DIRECTIONS: Extract all data as written.

LISTING:
━━━━

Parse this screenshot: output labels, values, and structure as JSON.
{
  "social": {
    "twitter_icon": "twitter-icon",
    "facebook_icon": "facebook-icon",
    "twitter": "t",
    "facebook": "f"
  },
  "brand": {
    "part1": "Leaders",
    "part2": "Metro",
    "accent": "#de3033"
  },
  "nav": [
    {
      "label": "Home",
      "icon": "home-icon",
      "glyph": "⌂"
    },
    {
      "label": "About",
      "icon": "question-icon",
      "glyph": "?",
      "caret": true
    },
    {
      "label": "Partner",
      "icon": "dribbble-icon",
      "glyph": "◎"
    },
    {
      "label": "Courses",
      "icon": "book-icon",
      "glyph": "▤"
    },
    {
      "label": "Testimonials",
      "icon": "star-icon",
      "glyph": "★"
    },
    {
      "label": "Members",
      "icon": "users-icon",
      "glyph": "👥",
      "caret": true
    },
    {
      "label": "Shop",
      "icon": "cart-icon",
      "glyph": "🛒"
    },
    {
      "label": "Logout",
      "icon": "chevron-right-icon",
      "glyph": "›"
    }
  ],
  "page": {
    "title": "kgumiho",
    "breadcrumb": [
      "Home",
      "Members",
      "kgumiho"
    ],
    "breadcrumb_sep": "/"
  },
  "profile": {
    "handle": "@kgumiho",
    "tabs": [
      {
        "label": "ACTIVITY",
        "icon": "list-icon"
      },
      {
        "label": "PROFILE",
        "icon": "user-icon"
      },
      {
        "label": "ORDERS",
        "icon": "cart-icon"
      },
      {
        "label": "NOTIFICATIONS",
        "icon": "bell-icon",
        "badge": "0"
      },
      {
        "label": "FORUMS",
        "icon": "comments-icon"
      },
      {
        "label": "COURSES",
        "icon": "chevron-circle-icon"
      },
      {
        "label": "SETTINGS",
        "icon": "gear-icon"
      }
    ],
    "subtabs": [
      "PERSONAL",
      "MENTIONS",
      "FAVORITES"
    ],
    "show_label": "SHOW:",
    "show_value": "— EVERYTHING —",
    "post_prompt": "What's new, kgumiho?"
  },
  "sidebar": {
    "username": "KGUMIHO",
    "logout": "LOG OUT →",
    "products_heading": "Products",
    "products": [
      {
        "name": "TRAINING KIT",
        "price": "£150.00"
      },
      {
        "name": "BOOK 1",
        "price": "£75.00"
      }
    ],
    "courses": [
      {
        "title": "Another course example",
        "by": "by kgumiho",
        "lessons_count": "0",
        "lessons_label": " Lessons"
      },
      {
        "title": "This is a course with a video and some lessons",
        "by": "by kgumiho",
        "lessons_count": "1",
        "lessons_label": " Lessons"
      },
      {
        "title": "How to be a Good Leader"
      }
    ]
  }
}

━━━━

FULL SOLUTION:
Parse this screenshot: output labels, values, and structure as JSON.
{
  "social": {
    "twitter_icon": "twitter-icon",
    "facebook_icon": "facebook-icon",
    "twitter": "t",
    "facebook": "f"
  },
  "brand": {
    "part1": "Leaders",
    "part2": "Metro",
    "accent": "#de3033"
  },
  "nav": [
    {
      "label": "Home",
      "icon": "home-icon",
      "glyph": "⌂"
    },
    {
      "label": "About",
      "icon": "question-icon",
      "glyph": "?",
      "caret": true
    },
    {
      "label": "Partner",
      "icon": "dribbble-icon",
      "glyph": "◎"
    },
    {
      "label": "Courses",
      "icon": "book-icon",
      "glyph": "▤"
    },
    {
      "label": "Testimonials",
      "icon": "star-icon",
      "glyph": "★"
    },
    {
      "label": "Members",
      "icon": "users-icon",
      "glyph": "👥",
      "caret": true
    },
    {
      "label": "Shop",
      "icon": "cart-icon",
      "glyph": "🛒"
    },
    {
      "label": "Logout",
      "icon": "chevron-right-icon",
      "glyph": "›"
    }
  ],
  "page": {
    "title": "kgumiho",
    "breadcrumb": [
      "Home",
      "Members",
      "kgumiho"
    ],
    "breadcrumb_sep": "/"
  },
  "profile": {
    "handle": "@kgumiho",
    "tabs": [
      {
        "label": "ACTIVITY",
        "icon": "list-icon"
      },
      {
        "label": "PROFILE",
        "icon": "user-icon"
      },
      {
        "label": "ORDERS",
        "icon": "cart-icon"
      },
      {
        "label": "NOTIFICATIONS",
        "icon": "bell-icon",
        "badge": "0"
      },
      {
        "label": "FORUMS",
        "icon": "comments-icon"
      },
      {
        "label": "COURSES",
        "icon": "chevron-circle-icon"
      },
      {
        "label": "SETTINGS",
        "icon": "gear-icon"
      }
    ],
    "subtabs": [
      "PERSONAL",
      "MENTIONS",
      "FAVORITES"
    ],
    "show_label": "SHOW:",
    "show_value": "— EVERYTHING —",
    "post_prompt": "What's new, kgumiho?"
  },
  "sidebar": {
    "username": "KGUMIHO",
    "logout": "LOG OUT →",
    "products_heading": "Products",
    "products": [
      {
        "name": "TRAINING KIT",
        "price": "£150.00"
      },
      {
        "name": "BOOK 1",
        "price": "£75.00"
      }
    ],
    "courses": [
      {
        "title": "Another course example",
        "by": "by kgumiho",
        "lessons_count": "0",
        "lessons_label": " Lessons"
      },
      {
        "title": "This is a course with a video and some lessons",
        "by": "by kgumiho",
        "lessons_count": "1",
        "lessons_label": " Lessons"
      },
      {
        "title": "How to be a Good Leader"
      }
    ]
  }
}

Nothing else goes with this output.